Reproduce every line of the records below verbatim, leaving out the pictures.

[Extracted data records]
^^^^^^^^
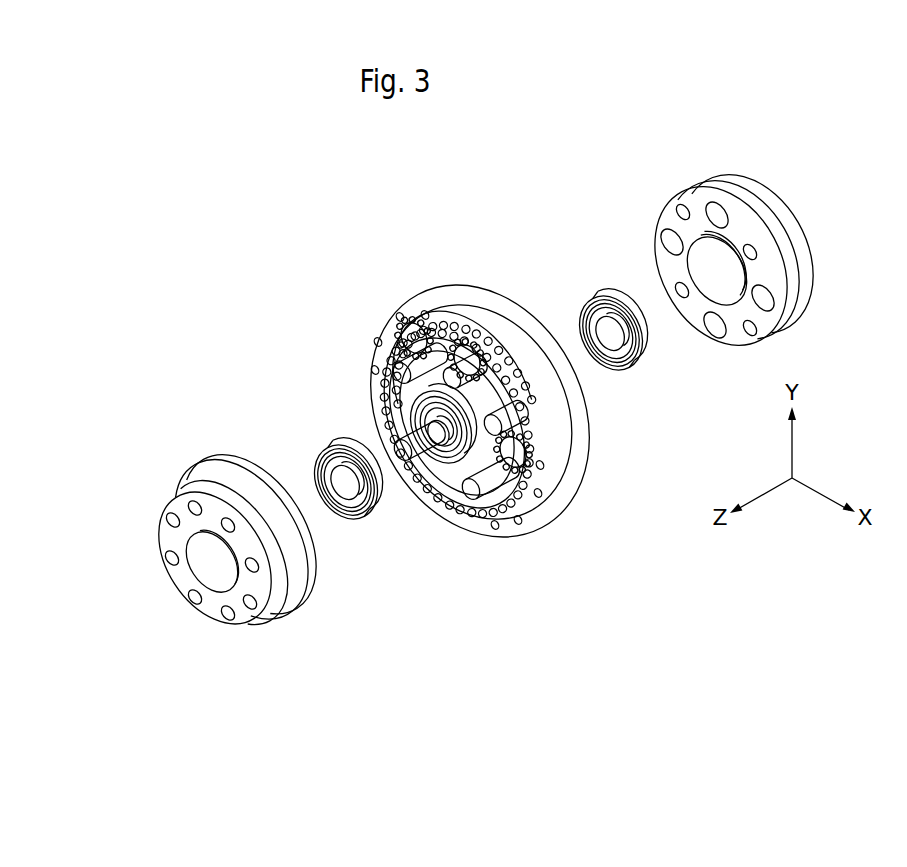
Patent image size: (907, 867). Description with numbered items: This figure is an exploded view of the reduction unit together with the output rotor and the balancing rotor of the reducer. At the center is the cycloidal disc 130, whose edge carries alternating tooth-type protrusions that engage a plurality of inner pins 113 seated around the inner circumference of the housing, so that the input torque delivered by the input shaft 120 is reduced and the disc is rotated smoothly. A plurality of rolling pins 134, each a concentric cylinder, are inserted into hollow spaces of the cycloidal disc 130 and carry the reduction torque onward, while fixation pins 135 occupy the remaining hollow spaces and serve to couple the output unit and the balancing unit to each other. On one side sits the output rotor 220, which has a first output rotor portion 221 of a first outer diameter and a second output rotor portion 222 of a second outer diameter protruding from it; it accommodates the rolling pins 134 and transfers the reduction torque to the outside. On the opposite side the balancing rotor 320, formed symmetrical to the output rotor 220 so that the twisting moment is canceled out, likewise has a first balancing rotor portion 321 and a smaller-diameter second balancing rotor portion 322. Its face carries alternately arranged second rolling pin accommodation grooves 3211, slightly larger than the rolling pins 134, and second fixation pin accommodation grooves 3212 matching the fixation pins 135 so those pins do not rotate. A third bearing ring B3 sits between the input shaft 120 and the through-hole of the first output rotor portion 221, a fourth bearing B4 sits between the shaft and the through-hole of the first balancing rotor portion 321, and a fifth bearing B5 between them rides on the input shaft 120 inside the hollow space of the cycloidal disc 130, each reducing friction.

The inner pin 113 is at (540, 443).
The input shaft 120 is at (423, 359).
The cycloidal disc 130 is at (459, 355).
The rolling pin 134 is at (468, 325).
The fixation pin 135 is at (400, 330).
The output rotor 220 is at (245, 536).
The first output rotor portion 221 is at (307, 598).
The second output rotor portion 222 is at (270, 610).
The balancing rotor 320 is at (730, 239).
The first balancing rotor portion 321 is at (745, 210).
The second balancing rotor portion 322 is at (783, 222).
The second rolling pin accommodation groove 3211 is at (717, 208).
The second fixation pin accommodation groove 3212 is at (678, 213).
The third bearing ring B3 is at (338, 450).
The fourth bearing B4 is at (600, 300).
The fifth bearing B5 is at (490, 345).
^^^^^^^^
§ **RESULT BELOW**
Patent image size: (907, 867). Description with numbered items: This figure is an exploded view of the reduction unit together with the output rotor and the balancing rotor of the reducer. At the center is the cycloidal disc 130, whose edge carries alternating tooth-type protrusions that engage a plurality of inner pins 113 seated around the inner circumference of the housing, so that the input torque delivered by the input shaft 120 is reduced and the disc is rotated smoothly. A plurality of rolling pins 134, each a concentric cylinder, are inserted into hollow spaces of the cycloidal disc 130 and carry the reduction torque onward, while fixation pins 135 occupy the remaining hollow spaces and serve to couple the output unit and the balancing unit to each other. On one side sits the output rotor 220, which has a first output rotor portion 221 of a first outer diameter and a second output rotor portion 222 of a second outer diameter protruding from it; it accommodates the rolling pins 134 and transfers the reduction torque to the outside. On the opposite side the balancing rotor 320, formed symmetrical to the output rotor 220 so that the twisting moment is canceled out, likewise has a first balancing rotor portion 321 and a smaller-diameter second balancing rotor portion 322. Its face carries alternately arranged second rolling pin accommodation grooves 3211, slightly larger than the rolling pins 134, and second fixation pin accommodation grooves 3212 matching the fixation pins 135 so those pins do not rotate. A third bearing ring B3 sits between the input shaft 120 and the through-hole of the first output rotor portion 221, a fourth bearing B4 sits between the shaft and the through-hole of the first balancing rotor portion 321, and a fifth bearing B5 between them rides on the input shaft 120 inside the hollow space of the cycloidal disc 130, each reducing friction.

The inner pin 113 is at (540, 443).
The input shaft 120 is at (423, 359).
The cycloidal disc 130 is at (459, 355).
The rolling pin 134 is at (468, 325).
The fixation pin 135 is at (400, 330).
The output rotor 220 is at (245, 536).
The first output rotor portion 221 is at (307, 598).
The second output rotor portion 222 is at (270, 610).
The balancing rotor 320 is at (730, 239).
The first balancing rotor portion 321 is at (745, 210).
The second balancing rotor portion 322 is at (783, 222).
The second rolling pin accommodation groove 3211 is at (717, 208).
The second fixation pin accommodation groove 3212 is at (678, 213).
The third bearing ring B3 is at (338, 450).
The fourth bearing B4 is at (600, 300).
The fifth bearing B5 is at (490, 345).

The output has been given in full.